:: What is required ::
Your task is to write out the complete listing exactly as it is shown.

:: Data provided ::
....
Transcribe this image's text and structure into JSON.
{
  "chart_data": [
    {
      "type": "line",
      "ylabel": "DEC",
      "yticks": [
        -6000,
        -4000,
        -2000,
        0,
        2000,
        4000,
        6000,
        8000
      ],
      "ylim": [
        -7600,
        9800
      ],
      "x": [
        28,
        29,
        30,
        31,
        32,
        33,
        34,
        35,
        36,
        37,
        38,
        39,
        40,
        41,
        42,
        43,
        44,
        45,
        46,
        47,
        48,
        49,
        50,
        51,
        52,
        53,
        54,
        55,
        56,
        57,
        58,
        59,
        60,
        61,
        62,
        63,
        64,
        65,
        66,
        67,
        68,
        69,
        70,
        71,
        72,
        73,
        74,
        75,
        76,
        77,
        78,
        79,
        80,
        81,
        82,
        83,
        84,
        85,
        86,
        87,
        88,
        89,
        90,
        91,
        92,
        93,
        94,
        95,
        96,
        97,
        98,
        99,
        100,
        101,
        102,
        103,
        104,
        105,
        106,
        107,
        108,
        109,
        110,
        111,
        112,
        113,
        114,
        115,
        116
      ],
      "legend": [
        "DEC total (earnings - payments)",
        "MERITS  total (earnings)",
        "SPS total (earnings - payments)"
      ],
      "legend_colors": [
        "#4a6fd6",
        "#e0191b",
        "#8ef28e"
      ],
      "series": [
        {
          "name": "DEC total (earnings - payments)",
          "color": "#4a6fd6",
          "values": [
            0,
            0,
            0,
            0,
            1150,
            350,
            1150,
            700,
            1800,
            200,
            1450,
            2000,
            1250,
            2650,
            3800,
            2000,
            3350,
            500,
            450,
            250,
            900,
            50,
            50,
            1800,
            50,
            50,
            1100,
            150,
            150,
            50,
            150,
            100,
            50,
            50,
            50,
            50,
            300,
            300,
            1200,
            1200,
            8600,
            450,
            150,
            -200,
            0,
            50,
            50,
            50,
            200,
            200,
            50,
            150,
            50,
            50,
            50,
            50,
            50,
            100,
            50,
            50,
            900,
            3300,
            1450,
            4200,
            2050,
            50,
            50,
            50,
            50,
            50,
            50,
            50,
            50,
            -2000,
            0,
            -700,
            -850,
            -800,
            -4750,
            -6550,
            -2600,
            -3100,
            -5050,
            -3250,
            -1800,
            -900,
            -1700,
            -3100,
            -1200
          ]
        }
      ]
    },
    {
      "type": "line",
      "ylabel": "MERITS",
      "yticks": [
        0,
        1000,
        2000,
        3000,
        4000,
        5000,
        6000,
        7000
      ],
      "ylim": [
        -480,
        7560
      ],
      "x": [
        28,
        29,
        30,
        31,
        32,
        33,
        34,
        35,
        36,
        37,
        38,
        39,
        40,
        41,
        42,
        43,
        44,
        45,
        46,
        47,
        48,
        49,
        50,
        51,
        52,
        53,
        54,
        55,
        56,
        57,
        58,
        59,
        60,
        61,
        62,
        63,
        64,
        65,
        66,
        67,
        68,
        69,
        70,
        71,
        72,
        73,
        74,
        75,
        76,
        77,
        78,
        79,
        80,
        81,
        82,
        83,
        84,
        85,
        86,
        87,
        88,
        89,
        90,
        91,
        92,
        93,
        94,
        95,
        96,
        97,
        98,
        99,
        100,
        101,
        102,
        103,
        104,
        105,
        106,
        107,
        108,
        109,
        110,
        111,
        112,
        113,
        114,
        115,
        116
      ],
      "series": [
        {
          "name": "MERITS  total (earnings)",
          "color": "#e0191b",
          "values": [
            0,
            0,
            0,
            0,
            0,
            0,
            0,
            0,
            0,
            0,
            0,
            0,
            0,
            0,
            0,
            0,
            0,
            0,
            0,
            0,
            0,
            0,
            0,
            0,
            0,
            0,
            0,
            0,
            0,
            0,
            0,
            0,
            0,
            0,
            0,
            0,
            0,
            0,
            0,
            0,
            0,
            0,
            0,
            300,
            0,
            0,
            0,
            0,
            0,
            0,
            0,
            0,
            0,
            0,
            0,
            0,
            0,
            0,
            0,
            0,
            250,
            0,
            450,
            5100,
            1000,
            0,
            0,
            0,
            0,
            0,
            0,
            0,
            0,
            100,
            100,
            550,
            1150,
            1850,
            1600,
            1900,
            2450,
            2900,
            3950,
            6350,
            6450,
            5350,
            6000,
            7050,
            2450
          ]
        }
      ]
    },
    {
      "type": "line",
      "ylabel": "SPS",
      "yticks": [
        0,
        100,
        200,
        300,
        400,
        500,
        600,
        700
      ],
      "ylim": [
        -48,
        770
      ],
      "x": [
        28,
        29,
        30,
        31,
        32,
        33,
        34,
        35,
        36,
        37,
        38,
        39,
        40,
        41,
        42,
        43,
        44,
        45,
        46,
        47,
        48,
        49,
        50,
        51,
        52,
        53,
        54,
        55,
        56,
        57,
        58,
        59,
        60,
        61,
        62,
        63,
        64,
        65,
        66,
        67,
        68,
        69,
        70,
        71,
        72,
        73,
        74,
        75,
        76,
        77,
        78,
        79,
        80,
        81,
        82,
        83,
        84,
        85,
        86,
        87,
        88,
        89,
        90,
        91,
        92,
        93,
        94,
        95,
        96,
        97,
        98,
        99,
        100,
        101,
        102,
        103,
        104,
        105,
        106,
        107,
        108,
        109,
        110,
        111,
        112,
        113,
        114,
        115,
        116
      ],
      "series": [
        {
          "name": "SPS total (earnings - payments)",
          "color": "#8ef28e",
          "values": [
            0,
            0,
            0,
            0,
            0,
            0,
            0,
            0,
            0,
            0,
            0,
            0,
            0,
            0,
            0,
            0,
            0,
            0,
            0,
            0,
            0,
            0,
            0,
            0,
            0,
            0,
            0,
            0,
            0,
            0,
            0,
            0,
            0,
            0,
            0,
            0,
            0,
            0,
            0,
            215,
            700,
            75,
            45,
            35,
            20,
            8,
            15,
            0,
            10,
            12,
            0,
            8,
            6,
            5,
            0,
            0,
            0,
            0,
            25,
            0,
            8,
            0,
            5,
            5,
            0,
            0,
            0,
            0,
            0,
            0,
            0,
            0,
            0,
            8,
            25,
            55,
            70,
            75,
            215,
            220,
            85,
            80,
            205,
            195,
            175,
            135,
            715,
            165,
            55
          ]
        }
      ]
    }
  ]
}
....
:: Task response ::
Transcribe this image's text and structure into JSON.
{
  "chart_data": [
    {
      "type": "line",
      "ylabel": "DEC",
      "yticks": [
        -6000,
        -4000,
        -2000,
        0,
        2000,
        4000,
        6000,
        8000
      ],
      "ylim": [
        -7600,
        9800
      ],
      "x": [
        28,
        29,
        30,
        31,
        32,
        33,
        34,
        35,
        36,
        37,
        38,
        39,
        40,
        41,
        42,
        43,
        44,
        45,
        46,
        47,
        48,
        49,
        50,
        51,
        52,
        53,
        54,
        55,
        56,
        57,
        58,
        59,
        60,
        61,
        62,
        63,
        64,
        65,
        66,
        67,
        68,
        69,
        70,
        71,
        72,
        73,
        74,
        75,
        76,
        77,
        78,
        79,
        80,
        81,
        82,
        83,
        84,
        85,
        86,
        87,
        88,
        89,
        90,
        91,
        92,
        93,
        94,
        95,
        96,
        97,
        98,
        99,
        100,
        101,
        102,
        103,
        104,
        105,
        106,
        107,
        108,
        109,
        110,
        111,
        112,
        113,
        114,
        115,
        116
      ],
      "legend": [
        "DEC total (earnings - payments)",
        "MERITS  total (earnings)",
        "SPS total (earnings - payments)"
      ],
      "legend_colors": [
        "#4a6fd6",
        "#e0191b",
        "#8ef28e"
      ],
      "series": [
        {
          "name": "DEC total (earnings - payments)",
          "color": "#4a6fd6",
          "values": [
            0,
            0,
            0,
            0,
            1150,
            350,
            1150,
            700,
            1800,
            200,
            1450,
            2000,
            1250,
            2650,
            3800,
            2000,
            3350,
            500,
            450,
            250,
            900,
            50,
            50,
            1800,
            50,
            50,
            1100,
            150,
            150,
            50,
            150,
            100,
            50,
            50,
            50,
            50,
            300,
            300,
            1200,
            1200,
            8600,
            450,
            150,
            -200,
            0,
            50,
            50,
            50,
            200,
            200,
            50,
            150,
            50,
            50,
            50,
            50,
            50,
            100,
            50,
            50,
            900,
            3300,
            1450,
            4200,
            2050,
            50,
            50,
            50,
            50,
            50,
            50,
            50,
            50,
            -2000,
            0,
            -700,
            -850,
            -800,
            -4750,
            -6550,
            -2600,
            -3100,
            -5050,
            -3250,
            -1800,
            -900,
            -1700,
            -3100,
            -1200
          ]
        }
      ]
    },
    {
      "type": "line",
      "ylabel": "MERITS",
      "yticks": [
        0,
        1000,
        2000,
        3000,
        4000,
        5000,
        6000,
        7000
      ],
      "ylim": [
        -480,
        7560
      ],
      "x": [
        28,
        29,
        30,
        31,
        32,
        33,
        34,
        35,
        36,
        37,
        38,
        39,
        40,
        41,
        42,
        43,
        44,
        45,
        46,
        47,
        48,
        49,
        50,
        51,
        52,
        53,
        54,
        55,
        56,
        57,
        58,
        59,
        60,
        61,
        62,
        63,
        64,
        65,
        66,
        67,
        68,
        69,
        70,
        71,
        72,
        73,
        74,
        75,
        76,
        77,
        78,
        79,
        80,
        81,
        82,
        83,
        84,
        85,
        86,
        87,
        88,
        89,
        90,
        91,
        92,
        93,
        94,
        95,
        96,
        97,
        98,
        99,
        100,
        101,
        102,
        103,
        104,
        105,
        106,
        107,
        108,
        109,
        110,
        111,
        112,
        113,
        114,
        115,
        116
      ],
      "series": [
        {
          "name": "MERITS  total (earnings)",
          "color": "#e0191b",
          "values": [
            0,
            0,
            0,
            0,
            0,
            0,
            0,
            0,
            0,
            0,
            0,
            0,
            0,
            0,
            0,
            0,
            0,
            0,
            0,
            0,
            0,
            0,
            0,
            0,
            0,
            0,
            0,
            0,
            0,
            0,
            0,
            0,
            0,
            0,
            0,
            0,
            0,
            0,
            0,
            0,
            0,
            0,
            0,
            300,
            0,
            0,
            0,
            0,
            0,
            0,
            0,
            0,
            0,
            0,
            0,
            0,
            0,
            0,
            0,
            0,
            250,
            0,
            450,
            5100,
            1000,
            0,
            0,
            0,
            0,
            0,
            0,
            0,
            0,
            100,
            100,
            550,
            1150,
            1850,
            1600,
            1900,
            2450,
            2900,
            3950,
            6350,
            6450,
            5350,
            6000,
            7050,
            2450
          ]
        }
      ]
    },
    {
      "type": "line",
      "ylabel": "SPS",
      "yticks": [
        0,
        100,
        200,
        300,
        400,
        500,
        600,
        700
      ],
      "ylim": [
        -48,
        770
      ],
      "x": [
        28,
        29,
        30,
        31,
        32,
        33,
        34,
        35,
        36,
        37,
        38,
        39,
        40,
        41,
        42,
        43,
        44,
        45,
        46,
        47,
        48,
        49,
        50,
        51,
        52,
        53,
        54,
        55,
        56,
        57,
        58,
        59,
        60,
        61,
        62,
        63,
        64,
        65,
        66,
        67,
        68,
        69,
        70,
        71,
        72,
        73,
        74,
        75,
        76,
        77,
        78,
        79,
        80,
        81,
        82,
        83,
        84,
        85,
        86,
        87,
        88,
        89,
        90,
        91,
        92,
        93,
        94,
        95,
        96,
        97,
        98,
        99,
        100,
        101,
        102,
        103,
        104,
        105,
        106,
        107,
        108,
        109,
        110,
        111,
        112,
        113,
        114,
        115,
        116
      ],
      "series": [
        {
          "name": "SPS total (earnings - payments)",
          "color": "#8ef28e",
          "values": [
            0,
            0,
            0,
            0,
            0,
            0,
            0,
            0,
            0,
            0,
            0,
            0,
            0,
            0,
            0,
            0,
            0,
            0,
            0,
            0,
            0,
            0,
            0,
            0,
            0,
            0,
            0,
            0,
            0,
            0,
            0,
            0,
            0,
            0,
            0,
            0,
            0,
            0,
            0,
            215,
            700,
            75,
            45,
            35,
            20,
            8,
            15,
            0,
            10,
            12,
            0,
            8,
            6,
            5,
            0,
            0,
            0,
            0,
            25,
            0,
            8,
            0,
            5,
            5,
            0,
            0,
            0,
            0,
            0,
            0,
            0,
            0,
            0,
            8,
            25,
            55,
            70,
            75,
            215,
            220,
            85,
            80,
            205,
            195,
            175,
            135,
            715,
            165,
            55
          ]
        }
      ]
    }
  ]
}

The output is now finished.